*Items*:
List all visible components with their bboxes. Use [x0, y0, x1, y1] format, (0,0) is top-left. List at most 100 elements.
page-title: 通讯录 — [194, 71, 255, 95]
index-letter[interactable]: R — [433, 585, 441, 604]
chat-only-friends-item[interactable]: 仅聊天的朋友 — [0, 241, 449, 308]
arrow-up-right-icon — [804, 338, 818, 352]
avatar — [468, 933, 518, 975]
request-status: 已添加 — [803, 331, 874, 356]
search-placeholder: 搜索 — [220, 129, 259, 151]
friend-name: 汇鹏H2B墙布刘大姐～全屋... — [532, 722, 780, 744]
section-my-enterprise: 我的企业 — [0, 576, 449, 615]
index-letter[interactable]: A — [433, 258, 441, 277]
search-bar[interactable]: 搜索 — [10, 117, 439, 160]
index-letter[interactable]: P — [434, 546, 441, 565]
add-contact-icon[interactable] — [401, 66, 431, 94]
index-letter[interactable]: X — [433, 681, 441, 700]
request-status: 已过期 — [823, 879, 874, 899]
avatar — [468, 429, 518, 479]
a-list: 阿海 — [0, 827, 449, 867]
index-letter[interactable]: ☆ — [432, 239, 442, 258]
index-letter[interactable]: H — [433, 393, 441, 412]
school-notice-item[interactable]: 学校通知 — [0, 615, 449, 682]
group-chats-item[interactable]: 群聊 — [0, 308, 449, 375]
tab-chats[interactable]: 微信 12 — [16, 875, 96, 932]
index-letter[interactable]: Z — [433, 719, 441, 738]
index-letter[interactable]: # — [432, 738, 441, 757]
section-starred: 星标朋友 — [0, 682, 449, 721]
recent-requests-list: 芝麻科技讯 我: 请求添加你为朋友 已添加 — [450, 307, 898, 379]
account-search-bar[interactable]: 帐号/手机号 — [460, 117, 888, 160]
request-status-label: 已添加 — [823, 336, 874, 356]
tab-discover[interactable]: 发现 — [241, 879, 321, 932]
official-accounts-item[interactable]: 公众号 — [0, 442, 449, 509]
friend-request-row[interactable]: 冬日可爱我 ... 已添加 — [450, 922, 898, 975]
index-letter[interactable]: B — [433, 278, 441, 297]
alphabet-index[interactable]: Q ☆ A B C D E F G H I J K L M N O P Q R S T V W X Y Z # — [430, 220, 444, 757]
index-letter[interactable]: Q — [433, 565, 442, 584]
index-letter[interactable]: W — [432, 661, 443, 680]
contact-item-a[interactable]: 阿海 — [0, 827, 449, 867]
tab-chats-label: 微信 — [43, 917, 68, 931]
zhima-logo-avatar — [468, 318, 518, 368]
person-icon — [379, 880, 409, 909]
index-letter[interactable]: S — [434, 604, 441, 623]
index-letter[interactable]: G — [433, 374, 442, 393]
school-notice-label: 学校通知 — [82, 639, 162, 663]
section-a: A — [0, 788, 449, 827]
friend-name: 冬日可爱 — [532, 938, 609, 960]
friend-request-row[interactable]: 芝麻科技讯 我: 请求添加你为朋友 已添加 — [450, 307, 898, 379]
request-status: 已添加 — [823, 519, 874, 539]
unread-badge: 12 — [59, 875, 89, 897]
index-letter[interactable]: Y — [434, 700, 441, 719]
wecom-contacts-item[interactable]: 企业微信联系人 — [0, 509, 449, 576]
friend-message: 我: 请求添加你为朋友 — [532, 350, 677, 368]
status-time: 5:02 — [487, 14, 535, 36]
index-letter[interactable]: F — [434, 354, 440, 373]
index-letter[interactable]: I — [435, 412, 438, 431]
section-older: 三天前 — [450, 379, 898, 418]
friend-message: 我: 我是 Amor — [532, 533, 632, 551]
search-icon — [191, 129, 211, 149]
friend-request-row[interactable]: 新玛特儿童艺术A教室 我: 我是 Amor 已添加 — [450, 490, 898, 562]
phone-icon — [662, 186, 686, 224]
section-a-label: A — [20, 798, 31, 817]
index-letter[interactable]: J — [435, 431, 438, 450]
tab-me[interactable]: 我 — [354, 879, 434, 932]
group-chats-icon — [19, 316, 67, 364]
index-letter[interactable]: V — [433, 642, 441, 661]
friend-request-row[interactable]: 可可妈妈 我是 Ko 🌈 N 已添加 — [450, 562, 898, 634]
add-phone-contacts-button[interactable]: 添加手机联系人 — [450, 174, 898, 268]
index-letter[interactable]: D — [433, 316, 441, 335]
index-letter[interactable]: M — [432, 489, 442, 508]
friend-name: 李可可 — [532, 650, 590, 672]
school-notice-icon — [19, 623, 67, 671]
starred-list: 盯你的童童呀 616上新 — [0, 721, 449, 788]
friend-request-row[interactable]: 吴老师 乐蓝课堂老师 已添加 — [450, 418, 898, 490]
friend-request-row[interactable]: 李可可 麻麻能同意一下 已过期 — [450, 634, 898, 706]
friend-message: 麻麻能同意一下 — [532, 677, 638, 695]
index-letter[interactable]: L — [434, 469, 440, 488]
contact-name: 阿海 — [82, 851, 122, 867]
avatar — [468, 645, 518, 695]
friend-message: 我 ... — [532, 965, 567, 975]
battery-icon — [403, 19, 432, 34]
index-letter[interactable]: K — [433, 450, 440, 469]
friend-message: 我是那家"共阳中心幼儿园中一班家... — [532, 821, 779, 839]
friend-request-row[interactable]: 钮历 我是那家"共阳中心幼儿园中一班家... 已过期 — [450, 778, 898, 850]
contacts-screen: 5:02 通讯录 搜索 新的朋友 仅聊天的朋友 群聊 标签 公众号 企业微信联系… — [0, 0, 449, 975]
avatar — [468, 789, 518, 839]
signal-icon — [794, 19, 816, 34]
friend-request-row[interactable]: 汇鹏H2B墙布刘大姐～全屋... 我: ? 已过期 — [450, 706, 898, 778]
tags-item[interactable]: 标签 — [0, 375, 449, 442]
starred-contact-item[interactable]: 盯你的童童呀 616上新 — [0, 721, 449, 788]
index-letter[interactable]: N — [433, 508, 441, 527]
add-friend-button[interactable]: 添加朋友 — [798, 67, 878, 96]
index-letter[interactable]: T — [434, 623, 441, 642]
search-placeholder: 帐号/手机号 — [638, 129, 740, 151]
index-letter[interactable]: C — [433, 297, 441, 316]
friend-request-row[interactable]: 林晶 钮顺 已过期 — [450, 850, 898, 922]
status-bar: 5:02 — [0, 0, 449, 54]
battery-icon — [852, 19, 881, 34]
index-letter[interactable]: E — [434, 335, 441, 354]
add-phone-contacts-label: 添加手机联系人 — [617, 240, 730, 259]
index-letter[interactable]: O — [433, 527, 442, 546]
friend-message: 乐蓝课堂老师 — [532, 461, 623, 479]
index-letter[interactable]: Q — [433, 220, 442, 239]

*The problem*:
Reproduce all of the data above verbatim, keeping every line in its original order.

*Answer to the task*:
List all visible components with their bboxes. Use [x0, y0, x1, y1] format, (0,0) is top-left. List at most 100 elements.
page-title: 通讯录 — [194, 71, 255, 95]
index-letter[interactable]: R — [433, 585, 441, 604]
chat-only-friends-item[interactable]: 仅聊天的朋友 — [0, 241, 449, 308]
arrow-up-right-icon — [804, 338, 818, 352]
avatar — [468, 933, 518, 975]
request-status: 已添加 — [803, 331, 874, 356]
search-placeholder: 搜索 — [220, 129, 259, 151]
friend-name: 汇鹏H2B墙布刘大姐～全屋... — [532, 722, 780, 744]
section-my-enterprise: 我的企业 — [0, 576, 449, 615]
index-letter[interactable]: A — [433, 258, 441, 277]
search-bar[interactable]: 搜索 — [10, 117, 439, 160]
index-letter[interactable]: P — [434, 546, 441, 565]
add-contact-icon[interactable] — [401, 66, 431, 94]
index-letter[interactable]: X — [433, 681, 441, 700]
request-status: 已过期 — [823, 879, 874, 899]
avatar — [468, 429, 518, 479]
a-list: 阿海 — [0, 827, 449, 867]
index-letter[interactable]: ☆ — [432, 239, 442, 258]
index-letter[interactable]: H — [433, 393, 441, 412]
school-notice-item[interactable]: 学校通知 — [0, 615, 449, 682]
group-chats-item[interactable]: 群聊 — [0, 308, 449, 375]
tab-chats[interactable]: 微信 12 — [16, 875, 96, 932]
index-letter[interactable]: Z — [433, 719, 441, 738]
index-letter[interactable]: # — [432, 738, 441, 757]
section-starred: 星标朋友 — [0, 682, 449, 721]
recent-requests-list: 芝麻科技讯 我: 请求添加你为朋友 已添加 — [450, 307, 898, 379]
account-search-bar[interactable]: 帐号/手机号 — [460, 117, 888, 160]
request-status-label: 已添加 — [823, 336, 874, 356]
tab-discover[interactable]: 发现 — [241, 879, 321, 932]
official-accounts-item[interactable]: 公众号 — [0, 442, 449, 509]
friend-request-row[interactable]: 冬日可爱我 ... 已添加 — [450, 922, 898, 975]
index-letter[interactable]: B — [433, 278, 441, 297]
alphabet-index[interactable]: Q ☆ A B C D E F G H I J K L M N O P Q R S T V W X Y Z # — [430, 220, 444, 757]
index-letter[interactable]: Q — [433, 565, 442, 584]
index-letter[interactable]: W — [432, 661, 443, 680]
contact-item-a[interactable]: 阿海 — [0, 827, 449, 867]
tab-chats-label: 微信 — [43, 917, 68, 931]
zhima-logo-avatar — [468, 318, 518, 368]
person-icon — [379, 880, 409, 909]
index-letter[interactable]: S — [434, 604, 441, 623]
index-letter[interactable]: G — [433, 374, 442, 393]
school-notice-label: 学校通知 — [82, 639, 162, 663]
section-a: A — [0, 788, 449, 827]
friend-name: 冬日可爱 — [532, 938, 609, 960]
friend-request-row[interactable]: 芝麻科技讯 我: 请求添加你为朋友 已添加 — [450, 307, 898, 379]
request-status: 已添加 — [823, 519, 874, 539]
unread-badge: 12 — [59, 875, 89, 897]
index-letter[interactable]: Y — [434, 700, 441, 719]
wecom-contacts-item[interactable]: 企业微信联系人 — [0, 509, 449, 576]
friend-message: 我: 请求添加你为朋友 — [532, 350, 677, 368]
status-time: 5:02 — [487, 14, 535, 36]
index-letter[interactable]: F — [434, 354, 440, 373]
index-letter[interactable]: I — [435, 412, 438, 431]
section-older: 三天前 — [450, 379, 898, 418]
friend-message: 我: 我是 Amor — [532, 533, 632, 551]
search-icon — [191, 129, 211, 149]
friend-request-row[interactable]: 新玛特儿童艺术A教室 我: 我是 Amor 已添加 — [450, 490, 898, 562]
phone-icon — [662, 186, 686, 224]
section-a-label: A — [20, 798, 31, 817]
index-letter[interactable]: J — [435, 431, 438, 450]
tab-me[interactable]: 我 — [354, 879, 434, 932]
group-chats-icon — [19, 316, 67, 364]
index-letter[interactable]: V — [433, 642, 441, 661]
friend-request-row[interactable]: 可可妈妈 我是 Ko 🌈 N 已添加 — [450, 562, 898, 634]
add-phone-contacts-button[interactable]: 添加手机联系人 — [450, 174, 898, 268]
index-letter[interactable]: D — [433, 316, 441, 335]
index-letter[interactable]: M — [432, 489, 442, 508]
friend-name: 李可可 — [532, 650, 590, 672]
school-notice-icon — [19, 623, 67, 671]
starred-list: 盯你的童童呀 616上新 — [0, 721, 449, 788]
friend-request-row[interactable]: 吴老师 乐蓝课堂老师 已添加 — [450, 418, 898, 490]
friend-request-row[interactable]: 李可可 麻麻能同意一下 已过期 — [450, 634, 898, 706]
friend-message: 麻麻能同意一下 — [532, 677, 638, 695]
index-letter[interactable]: L — [434, 469, 440, 488]
contact-name: 阿海 — [82, 851, 122, 867]
avatar — [468, 645, 518, 695]
friend-message: 我 ... — [532, 965, 567, 975]
battery-icon — [403, 19, 432, 34]
index-letter[interactable]: K — [433, 450, 440, 469]
friend-message: 我是那家"共阳中心幼儿园中一班家... — [532, 821, 779, 839]
friend-request-row[interactable]: 钮历 我是那家"共阳中心幼儿园中一班家... 已过期 — [450, 778, 898, 850]
contacts-screen: 5:02 通讯录 搜索 新的朋友 仅聊天的朋友 群聊 标签 公众号 企业微信联系… — [0, 0, 449, 975]
avatar — [468, 789, 518, 839]
signal-icon — [794, 19, 816, 34]
friend-request-row[interactable]: 汇鹏H2B墙布刘大姐～全屋... 我: ? 已过期 — [450, 706, 898, 778]
tags-item[interactable]: 标签 — [0, 375, 449, 442]
starred-contact-item[interactable]: 盯你的童童呀 616上新 — [0, 721, 449, 788]
index-letter[interactable]: N — [433, 508, 441, 527]
add-friend-button[interactable]: 添加朋友 — [798, 67, 878, 96]
index-letter[interactable]: T — [434, 623, 441, 642]
search-placeholder: 帐号/手机号 — [638, 129, 740, 151]
index-letter[interactable]: C — [433, 297, 441, 316]
friend-request-row[interactable]: 林晶 钮顺 已过期 — [450, 850, 898, 922]
status-bar: 5:02 — [0, 0, 449, 54]
battery-icon — [852, 19, 881, 34]
index-letter[interactable]: E — [434, 335, 441, 354]
add-phone-contacts-label: 添加手机联系人 — [617, 240, 730, 259]
index-letter[interactable]: O — [433, 527, 442, 546]
friend-message: 乐蓝课堂老师 — [532, 461, 623, 479]
index-letter[interactable]: Q — [433, 220, 442, 239]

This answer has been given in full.